● Exercise set
#1 Return, word for word, the passage of the Aventador Roadster thread from "# 2014 Aventador" up to and including "enjoy the video!".
#2 Carry the forum thread about the Aventador Roadster video forward from its last post.
---------- Document
# 2014 Aventador Roadster Accelerations!!



## Redline2894 (Sep 2, 2013)

Recorded this yesterday in Beverly Hills, CA. Such an amazing car!
That V12 makes an incredible noise.
Hope you enjoy the video!

www.youtube.com/watch?v=nO425vLcXKQ


----------



## Bremen Ben (Sep 1, 2008)

Hilarious to see how far all those horses under his hood have gotten him in the in-town traffic. While he's stuck behind the Nissan, those crotch rockets just glide pass. :rofl:


----------



## Redline2894 (Sep 2, 2013)

Bremen Ben said:


> Hilarious to see how far all those horses under his hood have gotten him in the in-town traffic. While he's stuck behind the Nissan, those crotch rockets just glide pass. :rofl:


lol it made me laugh when the guy tried popping a wheelie though.


----------



## jcm12 (Dec 6, 2011)

Gotta love a Lambo!


----------



## Redline2894 (Sep 2, 2013)

jcm12 said:


> Gotta love a Lambo!


Yep, they sound amazing!
The first two accelerations in the video were mind blowing in person.


----------



## LegendaryItalia (Jan 12, 2006)

meh....rather have an F70


----------



## wyb (Jul 10, 2008)

LegendaryItalia said:


> meh....rather have an F70


you're really comparings a $400k car to a $1.3million (and sold out) vehicle?

Seems silly to me.... both might by hyper-cars - but they're NOT comparable imo


----------



## Redline2894 (Sep 2, 2013)

wyb said:


> you're really comparings a $400k car to a $1.3million (and sold out) vehicle?
> 
> Seems silly to me.... both might by hyper-cars - but they're NOT comparable imo


I was about to say the same thing. Really can't compare the two cars.


----------



## jcm12 (Dec 6, 2011)

*Cool Video. I think*

I don't mean to hijack you thread but I thought any Lambo fan would want to see this, If you haven't already,

https://www.youtube.com/watch?v=dRxP8p3x0hY


----------



## jcm12 (Dec 6, 2011)

Sorry the video won post.


----------



## jcm12 (Dec 6, 2011)

It's a piece on 60 minutes from 1987 at the Lamborghini factory. Morley Safer riding in a Countach with Valentino Balboni, pretty cool.


----------



## TXSTYLE (Aug 29, 2006)

Thanks for sharing. Still my Dream Car since the iconic episode with the white Countach in Miami Vice.
Speaking of 'hyper cars' ... I'll take the McLaren P1 to rule them all!

Bimmer App on HTC-One


----------



## Redline2894 (Sep 2, 2013)

jcm12 said:


> I don't mean to hijack you thread but I thought any Lambo fan would want to see this, If you haven't already,
> 
> https://www.youtube.com/watch?v=dRxP8p3x0hY


feel free to haha, I don't mind haha. Thanks for sharing the vid!


----------



## jcm12 (Dec 6, 2011)

Man, just realized how bad my spelling is today. I watch that video every now and then to get the juices flowing a bit.


----------



## Redline2894 (Sep 2, 2013)

jcm12 said:


> Man, just realized how bad my spelling is today. I watch that video every now and then to get the juices flowing a bit.


Yeah, Ferruccio Lamborghini has a pretty damn good story on how it all started lol.


----------



## mark_m5 (Sep 16, 2006)

I'd like an Aventador, but not sure I'd like people following me around with video cameras!


----------



## Redline2894 (Sep 2, 2013)

mark_m5 said:


> I'd like an Aventador, but not sure I'd like people following me around with video cameras!


well then don't buy a car that cost over 500,000 dollars......
--------------------
---------- Given information
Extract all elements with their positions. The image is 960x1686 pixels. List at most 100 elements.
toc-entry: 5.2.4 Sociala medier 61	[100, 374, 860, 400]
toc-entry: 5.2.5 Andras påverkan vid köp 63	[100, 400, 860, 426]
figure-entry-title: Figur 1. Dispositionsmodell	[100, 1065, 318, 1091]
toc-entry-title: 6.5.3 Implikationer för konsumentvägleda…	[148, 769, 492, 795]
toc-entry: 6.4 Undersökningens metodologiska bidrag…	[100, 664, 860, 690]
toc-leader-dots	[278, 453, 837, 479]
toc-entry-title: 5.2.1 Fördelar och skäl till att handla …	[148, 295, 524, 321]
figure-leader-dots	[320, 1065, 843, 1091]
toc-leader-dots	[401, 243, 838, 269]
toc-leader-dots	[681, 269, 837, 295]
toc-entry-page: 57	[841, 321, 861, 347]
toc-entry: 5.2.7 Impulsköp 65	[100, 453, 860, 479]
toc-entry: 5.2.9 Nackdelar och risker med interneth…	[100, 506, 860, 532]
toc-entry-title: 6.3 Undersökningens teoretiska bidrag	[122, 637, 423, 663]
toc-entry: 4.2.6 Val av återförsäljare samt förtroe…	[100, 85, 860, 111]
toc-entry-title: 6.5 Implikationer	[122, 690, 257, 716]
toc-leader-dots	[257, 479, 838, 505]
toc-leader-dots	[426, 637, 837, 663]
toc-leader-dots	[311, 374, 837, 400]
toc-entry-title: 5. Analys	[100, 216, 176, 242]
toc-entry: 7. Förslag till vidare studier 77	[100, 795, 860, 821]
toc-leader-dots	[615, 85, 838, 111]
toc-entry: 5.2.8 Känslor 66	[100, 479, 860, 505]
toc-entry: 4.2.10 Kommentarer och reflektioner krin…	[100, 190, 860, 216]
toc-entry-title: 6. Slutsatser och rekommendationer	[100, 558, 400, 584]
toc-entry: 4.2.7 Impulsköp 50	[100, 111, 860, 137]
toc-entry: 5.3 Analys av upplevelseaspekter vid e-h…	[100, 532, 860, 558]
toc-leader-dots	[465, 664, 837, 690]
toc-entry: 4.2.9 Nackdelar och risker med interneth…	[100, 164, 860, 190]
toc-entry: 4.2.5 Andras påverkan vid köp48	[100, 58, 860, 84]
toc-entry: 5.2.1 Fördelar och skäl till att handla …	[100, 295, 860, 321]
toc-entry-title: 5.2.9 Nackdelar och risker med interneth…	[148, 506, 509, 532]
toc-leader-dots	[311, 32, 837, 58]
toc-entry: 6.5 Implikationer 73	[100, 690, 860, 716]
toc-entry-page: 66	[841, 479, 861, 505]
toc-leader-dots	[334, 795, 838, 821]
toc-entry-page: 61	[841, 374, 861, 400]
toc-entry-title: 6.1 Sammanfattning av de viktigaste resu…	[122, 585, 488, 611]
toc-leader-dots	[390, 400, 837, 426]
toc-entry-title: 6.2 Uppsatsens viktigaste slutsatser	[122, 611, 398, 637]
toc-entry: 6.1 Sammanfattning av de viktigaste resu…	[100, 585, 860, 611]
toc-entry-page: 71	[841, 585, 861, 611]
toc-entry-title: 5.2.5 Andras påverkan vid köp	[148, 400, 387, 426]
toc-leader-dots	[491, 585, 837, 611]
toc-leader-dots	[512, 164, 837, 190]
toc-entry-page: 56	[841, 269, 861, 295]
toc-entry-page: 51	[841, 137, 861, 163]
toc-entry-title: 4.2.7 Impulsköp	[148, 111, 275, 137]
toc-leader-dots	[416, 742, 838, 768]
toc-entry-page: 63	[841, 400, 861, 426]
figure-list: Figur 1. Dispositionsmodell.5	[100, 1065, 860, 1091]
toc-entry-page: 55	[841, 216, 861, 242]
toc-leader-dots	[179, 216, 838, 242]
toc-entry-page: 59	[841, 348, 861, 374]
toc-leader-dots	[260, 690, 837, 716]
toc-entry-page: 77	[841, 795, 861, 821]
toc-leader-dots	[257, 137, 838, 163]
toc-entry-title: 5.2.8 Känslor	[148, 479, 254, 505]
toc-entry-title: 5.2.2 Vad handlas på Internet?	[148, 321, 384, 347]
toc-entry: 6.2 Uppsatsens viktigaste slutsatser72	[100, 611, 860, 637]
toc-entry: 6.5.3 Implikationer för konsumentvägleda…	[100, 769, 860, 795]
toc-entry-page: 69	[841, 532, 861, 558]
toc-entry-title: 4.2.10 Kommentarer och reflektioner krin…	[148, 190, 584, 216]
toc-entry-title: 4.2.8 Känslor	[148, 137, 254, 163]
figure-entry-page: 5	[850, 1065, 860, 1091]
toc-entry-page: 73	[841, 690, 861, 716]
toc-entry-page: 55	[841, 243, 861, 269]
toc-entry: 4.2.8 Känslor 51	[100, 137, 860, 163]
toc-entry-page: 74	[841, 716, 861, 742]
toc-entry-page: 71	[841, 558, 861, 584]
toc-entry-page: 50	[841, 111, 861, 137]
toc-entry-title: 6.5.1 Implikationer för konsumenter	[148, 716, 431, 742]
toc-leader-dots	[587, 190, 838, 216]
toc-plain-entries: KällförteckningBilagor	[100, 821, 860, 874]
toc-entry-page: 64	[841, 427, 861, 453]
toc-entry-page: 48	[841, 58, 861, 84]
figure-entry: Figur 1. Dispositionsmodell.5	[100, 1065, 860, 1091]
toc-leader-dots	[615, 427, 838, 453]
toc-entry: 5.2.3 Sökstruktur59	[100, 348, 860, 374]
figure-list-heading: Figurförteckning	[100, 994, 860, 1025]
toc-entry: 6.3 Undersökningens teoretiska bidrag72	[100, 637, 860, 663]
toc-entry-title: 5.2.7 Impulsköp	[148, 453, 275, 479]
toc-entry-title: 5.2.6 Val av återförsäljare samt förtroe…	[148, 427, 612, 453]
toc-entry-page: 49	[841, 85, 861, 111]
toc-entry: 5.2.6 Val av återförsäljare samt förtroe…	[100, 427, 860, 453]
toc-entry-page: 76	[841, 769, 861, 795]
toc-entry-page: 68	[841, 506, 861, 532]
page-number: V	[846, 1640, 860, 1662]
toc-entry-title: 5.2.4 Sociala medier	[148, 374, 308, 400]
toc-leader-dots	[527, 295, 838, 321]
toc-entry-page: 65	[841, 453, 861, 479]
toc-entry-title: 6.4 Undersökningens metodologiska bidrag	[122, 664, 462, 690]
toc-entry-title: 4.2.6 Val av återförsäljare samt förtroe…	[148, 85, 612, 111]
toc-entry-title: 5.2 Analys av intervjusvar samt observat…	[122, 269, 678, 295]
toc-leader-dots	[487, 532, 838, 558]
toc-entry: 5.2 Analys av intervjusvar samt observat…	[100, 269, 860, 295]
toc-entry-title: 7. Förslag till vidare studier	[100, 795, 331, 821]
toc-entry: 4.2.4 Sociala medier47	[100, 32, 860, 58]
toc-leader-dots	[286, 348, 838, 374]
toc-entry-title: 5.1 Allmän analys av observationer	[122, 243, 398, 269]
--------------------
● The responses
#1
# 2014 Aventador Roadster Accelerations!!



## Redline2894 (Sep 2, 2013)

Recorded this yesterday in Beverly Hills, CA. Such an amazing car!
That V12 makes an incredible noise.
Hope you enjoy the video!

#2
That's what comes with driving an exotic, people take pictures, videos, etc.... 
This guy in this video, was really cool and actually drove the car like it should be driven.


----------



## jcm12 (Dec 6, 2011)

Redline2894 said:


> well then don't buy a car that cost over 500,000 dollars......
> That's what comes with driving an exotic, people take pictures, videos, etc....
> This guy in this video, was really cool and actually drove the car like it should be driven.


Also be prepared for a lot of questions. One of those questions will be is it a kit car. A friend of mine had his Gallardo unloaded in a parking lot a mile from his house. He was asked the "kit car" question within an hour. Mob scene where it was unloaded. We were at the local BMW dealership when some 20 year old kid asked him.


----------



## mark_m5 (Sep 16, 2006)

jcm12 said:


> Also be prepared for a lot of questions. One of those questions will be is it a kit car. A friend of mine had his Gallardo unloaded in a parking lot a mile from his house. He was asked the "kit car" question within an hour. Mob scene where it was unloaded. We were at the local BMW dealership when some 20 year old kid asked him.


Yep. There's a video on Youtube about "what it's like to drive a Lambo", and the guy has a Diablo. He talks about how you have to factor in time to talk to people about the car.

I've seen the F-chat conversations about how they react to people asking questions like that too, and I think some of them were showing how tired they were from hearing the dumb ones with really obnoxious answers. Or lies - like "it's not mine, it belongs to a friend."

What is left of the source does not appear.